>>
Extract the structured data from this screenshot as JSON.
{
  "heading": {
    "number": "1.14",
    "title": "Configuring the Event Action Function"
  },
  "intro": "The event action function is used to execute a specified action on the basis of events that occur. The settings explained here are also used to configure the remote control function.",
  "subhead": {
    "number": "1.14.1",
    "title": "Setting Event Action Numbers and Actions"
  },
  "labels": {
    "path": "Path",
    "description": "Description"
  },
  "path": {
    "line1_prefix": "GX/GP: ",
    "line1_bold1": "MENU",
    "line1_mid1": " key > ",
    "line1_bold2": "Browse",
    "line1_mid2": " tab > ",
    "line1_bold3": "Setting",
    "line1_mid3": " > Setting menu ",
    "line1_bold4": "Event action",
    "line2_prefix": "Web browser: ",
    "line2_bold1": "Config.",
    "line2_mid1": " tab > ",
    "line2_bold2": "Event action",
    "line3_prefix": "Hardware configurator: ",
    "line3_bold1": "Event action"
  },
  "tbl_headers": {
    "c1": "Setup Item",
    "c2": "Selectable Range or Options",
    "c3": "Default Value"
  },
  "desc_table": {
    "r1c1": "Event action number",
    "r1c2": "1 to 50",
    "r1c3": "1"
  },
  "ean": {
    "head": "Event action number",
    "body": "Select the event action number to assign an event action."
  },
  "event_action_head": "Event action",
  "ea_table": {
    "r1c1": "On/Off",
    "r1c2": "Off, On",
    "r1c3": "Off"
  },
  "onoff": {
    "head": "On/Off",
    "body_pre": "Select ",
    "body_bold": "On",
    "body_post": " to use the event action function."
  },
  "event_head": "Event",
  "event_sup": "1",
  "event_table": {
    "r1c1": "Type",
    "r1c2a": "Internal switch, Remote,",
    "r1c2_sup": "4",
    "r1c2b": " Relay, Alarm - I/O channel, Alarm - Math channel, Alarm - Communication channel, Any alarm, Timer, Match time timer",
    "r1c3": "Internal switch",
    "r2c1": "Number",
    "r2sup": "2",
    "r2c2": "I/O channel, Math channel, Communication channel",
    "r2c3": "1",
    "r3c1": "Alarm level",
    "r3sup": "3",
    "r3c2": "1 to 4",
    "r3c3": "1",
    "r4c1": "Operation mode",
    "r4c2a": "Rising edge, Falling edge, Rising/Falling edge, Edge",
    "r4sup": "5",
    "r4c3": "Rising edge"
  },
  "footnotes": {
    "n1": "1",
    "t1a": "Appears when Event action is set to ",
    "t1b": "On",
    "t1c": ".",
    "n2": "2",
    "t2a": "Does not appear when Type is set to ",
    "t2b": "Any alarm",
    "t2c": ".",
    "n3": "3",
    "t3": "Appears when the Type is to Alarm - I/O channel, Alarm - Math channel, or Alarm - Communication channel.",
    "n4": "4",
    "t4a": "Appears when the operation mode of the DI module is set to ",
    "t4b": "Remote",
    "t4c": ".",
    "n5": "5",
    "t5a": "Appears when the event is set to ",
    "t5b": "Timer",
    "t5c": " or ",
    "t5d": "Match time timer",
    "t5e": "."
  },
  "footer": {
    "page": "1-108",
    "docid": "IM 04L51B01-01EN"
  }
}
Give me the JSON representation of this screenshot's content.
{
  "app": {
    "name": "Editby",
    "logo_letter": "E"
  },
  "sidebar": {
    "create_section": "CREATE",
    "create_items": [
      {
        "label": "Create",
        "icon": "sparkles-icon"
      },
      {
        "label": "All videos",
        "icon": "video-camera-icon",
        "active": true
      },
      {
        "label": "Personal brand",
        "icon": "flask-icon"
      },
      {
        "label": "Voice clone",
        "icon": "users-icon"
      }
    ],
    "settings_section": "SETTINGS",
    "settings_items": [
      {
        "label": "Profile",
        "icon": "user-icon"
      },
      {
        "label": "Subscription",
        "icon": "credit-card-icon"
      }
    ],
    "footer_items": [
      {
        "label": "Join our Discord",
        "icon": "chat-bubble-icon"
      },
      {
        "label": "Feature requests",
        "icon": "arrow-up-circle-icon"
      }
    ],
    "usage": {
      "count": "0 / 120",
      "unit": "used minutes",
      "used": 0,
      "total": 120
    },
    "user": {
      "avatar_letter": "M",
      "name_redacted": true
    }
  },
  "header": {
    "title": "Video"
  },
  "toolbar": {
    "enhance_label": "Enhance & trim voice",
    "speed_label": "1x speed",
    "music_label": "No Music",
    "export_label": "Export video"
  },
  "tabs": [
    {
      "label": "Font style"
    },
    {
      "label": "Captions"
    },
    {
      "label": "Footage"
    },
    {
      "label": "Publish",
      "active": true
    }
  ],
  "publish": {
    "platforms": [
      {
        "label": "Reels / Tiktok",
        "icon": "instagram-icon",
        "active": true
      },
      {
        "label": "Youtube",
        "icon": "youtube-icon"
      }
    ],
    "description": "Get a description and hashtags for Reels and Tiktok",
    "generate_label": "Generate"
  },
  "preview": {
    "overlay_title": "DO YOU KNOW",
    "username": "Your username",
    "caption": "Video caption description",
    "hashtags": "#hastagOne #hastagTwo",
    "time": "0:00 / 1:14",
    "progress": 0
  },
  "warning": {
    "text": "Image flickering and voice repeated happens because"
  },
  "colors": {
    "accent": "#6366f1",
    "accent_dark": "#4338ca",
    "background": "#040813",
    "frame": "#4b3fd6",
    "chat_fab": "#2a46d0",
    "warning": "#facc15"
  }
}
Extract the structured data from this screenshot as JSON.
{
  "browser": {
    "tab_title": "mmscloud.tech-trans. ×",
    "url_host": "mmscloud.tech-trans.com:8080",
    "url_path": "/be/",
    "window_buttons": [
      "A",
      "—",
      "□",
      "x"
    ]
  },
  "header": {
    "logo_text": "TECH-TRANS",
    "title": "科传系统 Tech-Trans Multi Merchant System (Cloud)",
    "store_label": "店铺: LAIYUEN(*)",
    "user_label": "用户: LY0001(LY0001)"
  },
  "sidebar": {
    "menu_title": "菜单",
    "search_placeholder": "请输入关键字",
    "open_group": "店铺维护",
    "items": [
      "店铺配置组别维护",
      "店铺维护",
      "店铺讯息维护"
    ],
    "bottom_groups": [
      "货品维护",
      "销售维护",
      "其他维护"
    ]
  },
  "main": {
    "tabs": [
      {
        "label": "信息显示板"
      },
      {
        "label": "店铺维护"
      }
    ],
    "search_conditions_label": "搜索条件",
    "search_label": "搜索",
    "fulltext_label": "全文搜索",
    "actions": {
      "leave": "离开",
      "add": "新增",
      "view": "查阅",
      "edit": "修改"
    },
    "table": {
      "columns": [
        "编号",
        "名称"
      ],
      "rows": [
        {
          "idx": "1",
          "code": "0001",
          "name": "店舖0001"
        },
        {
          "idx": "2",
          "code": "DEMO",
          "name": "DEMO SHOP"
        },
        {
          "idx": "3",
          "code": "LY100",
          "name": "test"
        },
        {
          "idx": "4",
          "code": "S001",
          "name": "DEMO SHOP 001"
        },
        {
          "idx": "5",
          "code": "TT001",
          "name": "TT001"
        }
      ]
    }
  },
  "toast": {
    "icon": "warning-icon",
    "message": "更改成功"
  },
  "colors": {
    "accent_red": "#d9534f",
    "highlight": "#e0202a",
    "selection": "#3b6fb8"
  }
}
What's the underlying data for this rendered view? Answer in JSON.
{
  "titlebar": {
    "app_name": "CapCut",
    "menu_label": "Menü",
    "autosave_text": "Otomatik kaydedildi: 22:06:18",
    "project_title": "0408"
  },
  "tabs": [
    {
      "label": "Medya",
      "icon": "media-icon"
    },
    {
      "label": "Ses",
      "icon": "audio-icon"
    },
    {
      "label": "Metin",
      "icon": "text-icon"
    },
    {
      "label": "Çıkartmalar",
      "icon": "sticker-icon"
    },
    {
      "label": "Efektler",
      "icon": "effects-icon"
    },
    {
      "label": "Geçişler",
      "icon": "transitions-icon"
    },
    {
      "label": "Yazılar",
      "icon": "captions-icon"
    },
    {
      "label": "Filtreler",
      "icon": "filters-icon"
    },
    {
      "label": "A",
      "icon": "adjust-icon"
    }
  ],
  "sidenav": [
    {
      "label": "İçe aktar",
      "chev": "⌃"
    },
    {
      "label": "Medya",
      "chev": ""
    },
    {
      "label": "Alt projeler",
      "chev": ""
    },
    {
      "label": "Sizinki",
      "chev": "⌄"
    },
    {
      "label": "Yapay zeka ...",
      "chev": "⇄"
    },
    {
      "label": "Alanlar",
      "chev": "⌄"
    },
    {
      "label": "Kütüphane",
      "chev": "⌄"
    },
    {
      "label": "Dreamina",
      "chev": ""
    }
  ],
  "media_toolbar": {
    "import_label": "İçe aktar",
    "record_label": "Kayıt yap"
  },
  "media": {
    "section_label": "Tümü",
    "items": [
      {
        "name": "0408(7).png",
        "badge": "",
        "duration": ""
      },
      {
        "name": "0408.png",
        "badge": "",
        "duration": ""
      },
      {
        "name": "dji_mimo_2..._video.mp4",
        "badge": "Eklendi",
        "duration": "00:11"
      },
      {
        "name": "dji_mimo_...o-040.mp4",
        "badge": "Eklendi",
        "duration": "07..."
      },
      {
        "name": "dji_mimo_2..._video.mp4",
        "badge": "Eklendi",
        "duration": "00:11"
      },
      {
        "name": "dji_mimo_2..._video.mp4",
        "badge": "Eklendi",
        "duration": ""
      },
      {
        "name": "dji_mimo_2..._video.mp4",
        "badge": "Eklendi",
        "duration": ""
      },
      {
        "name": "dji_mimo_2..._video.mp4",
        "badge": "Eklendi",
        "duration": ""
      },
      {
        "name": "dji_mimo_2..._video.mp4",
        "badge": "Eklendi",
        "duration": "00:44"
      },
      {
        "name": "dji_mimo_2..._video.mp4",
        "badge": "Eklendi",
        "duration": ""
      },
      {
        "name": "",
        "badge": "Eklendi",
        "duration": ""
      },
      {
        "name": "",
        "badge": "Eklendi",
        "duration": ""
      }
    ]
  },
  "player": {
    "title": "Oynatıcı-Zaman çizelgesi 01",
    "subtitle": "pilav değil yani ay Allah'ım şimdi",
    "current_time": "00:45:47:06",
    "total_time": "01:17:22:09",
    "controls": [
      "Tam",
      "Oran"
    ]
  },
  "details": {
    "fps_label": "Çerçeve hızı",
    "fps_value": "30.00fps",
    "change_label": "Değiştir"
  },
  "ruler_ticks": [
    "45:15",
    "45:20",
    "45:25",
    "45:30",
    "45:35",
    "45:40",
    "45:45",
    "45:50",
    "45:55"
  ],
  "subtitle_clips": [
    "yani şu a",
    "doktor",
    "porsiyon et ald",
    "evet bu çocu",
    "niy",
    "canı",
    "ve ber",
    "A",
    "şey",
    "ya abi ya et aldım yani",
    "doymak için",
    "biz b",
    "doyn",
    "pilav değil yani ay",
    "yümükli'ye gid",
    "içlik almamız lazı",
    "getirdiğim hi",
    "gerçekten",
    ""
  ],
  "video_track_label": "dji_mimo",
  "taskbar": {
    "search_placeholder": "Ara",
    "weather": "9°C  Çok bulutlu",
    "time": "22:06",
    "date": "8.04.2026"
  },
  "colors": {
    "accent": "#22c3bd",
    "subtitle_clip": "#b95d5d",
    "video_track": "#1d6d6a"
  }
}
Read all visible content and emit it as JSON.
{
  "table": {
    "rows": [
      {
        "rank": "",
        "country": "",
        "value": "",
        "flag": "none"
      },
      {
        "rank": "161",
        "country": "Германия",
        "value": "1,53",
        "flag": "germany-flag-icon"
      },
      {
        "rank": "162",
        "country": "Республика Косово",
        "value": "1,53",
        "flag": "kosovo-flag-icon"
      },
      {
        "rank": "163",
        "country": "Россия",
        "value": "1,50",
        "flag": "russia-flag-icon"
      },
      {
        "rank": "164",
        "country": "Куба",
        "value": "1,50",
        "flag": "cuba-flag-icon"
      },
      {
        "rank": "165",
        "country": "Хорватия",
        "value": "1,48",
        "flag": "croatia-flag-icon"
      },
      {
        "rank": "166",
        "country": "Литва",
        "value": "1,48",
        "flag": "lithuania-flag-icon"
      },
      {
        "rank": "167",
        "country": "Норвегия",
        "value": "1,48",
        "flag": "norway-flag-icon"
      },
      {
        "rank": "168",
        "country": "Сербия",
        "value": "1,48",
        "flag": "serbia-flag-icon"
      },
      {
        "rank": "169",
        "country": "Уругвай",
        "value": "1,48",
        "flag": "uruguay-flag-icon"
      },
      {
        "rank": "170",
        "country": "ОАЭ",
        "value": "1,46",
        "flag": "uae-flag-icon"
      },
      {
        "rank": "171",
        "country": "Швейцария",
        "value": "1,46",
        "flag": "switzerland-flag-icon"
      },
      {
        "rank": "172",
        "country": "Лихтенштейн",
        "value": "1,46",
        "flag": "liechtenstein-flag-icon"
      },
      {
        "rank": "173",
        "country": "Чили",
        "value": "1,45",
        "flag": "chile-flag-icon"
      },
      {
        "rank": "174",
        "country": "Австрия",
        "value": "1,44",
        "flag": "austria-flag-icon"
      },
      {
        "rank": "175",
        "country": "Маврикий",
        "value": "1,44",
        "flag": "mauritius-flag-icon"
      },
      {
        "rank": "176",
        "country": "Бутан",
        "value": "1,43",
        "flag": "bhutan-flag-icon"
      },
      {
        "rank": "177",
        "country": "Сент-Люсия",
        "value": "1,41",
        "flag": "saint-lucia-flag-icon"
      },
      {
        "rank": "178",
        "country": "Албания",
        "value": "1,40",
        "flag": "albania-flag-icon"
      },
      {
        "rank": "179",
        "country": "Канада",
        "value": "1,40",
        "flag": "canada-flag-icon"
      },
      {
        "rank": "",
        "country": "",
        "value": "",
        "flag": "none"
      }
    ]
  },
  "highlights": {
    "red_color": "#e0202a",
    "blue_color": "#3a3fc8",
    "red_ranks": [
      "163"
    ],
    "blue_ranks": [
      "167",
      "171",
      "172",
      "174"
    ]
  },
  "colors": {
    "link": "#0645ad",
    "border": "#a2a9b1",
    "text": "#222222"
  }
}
<<
# EXERCISE DETAILS:
Gather each line from the listing above that holds "Type".

# EXERCISE RESPONSE:
    "r1c1": "Type",
    "t2a": "Does not appear when Type is set to ",
    "t3": "Appears when the Type is to Alarm - I/O channel, Alarm - Math channel, or Alarm - Communication channel.",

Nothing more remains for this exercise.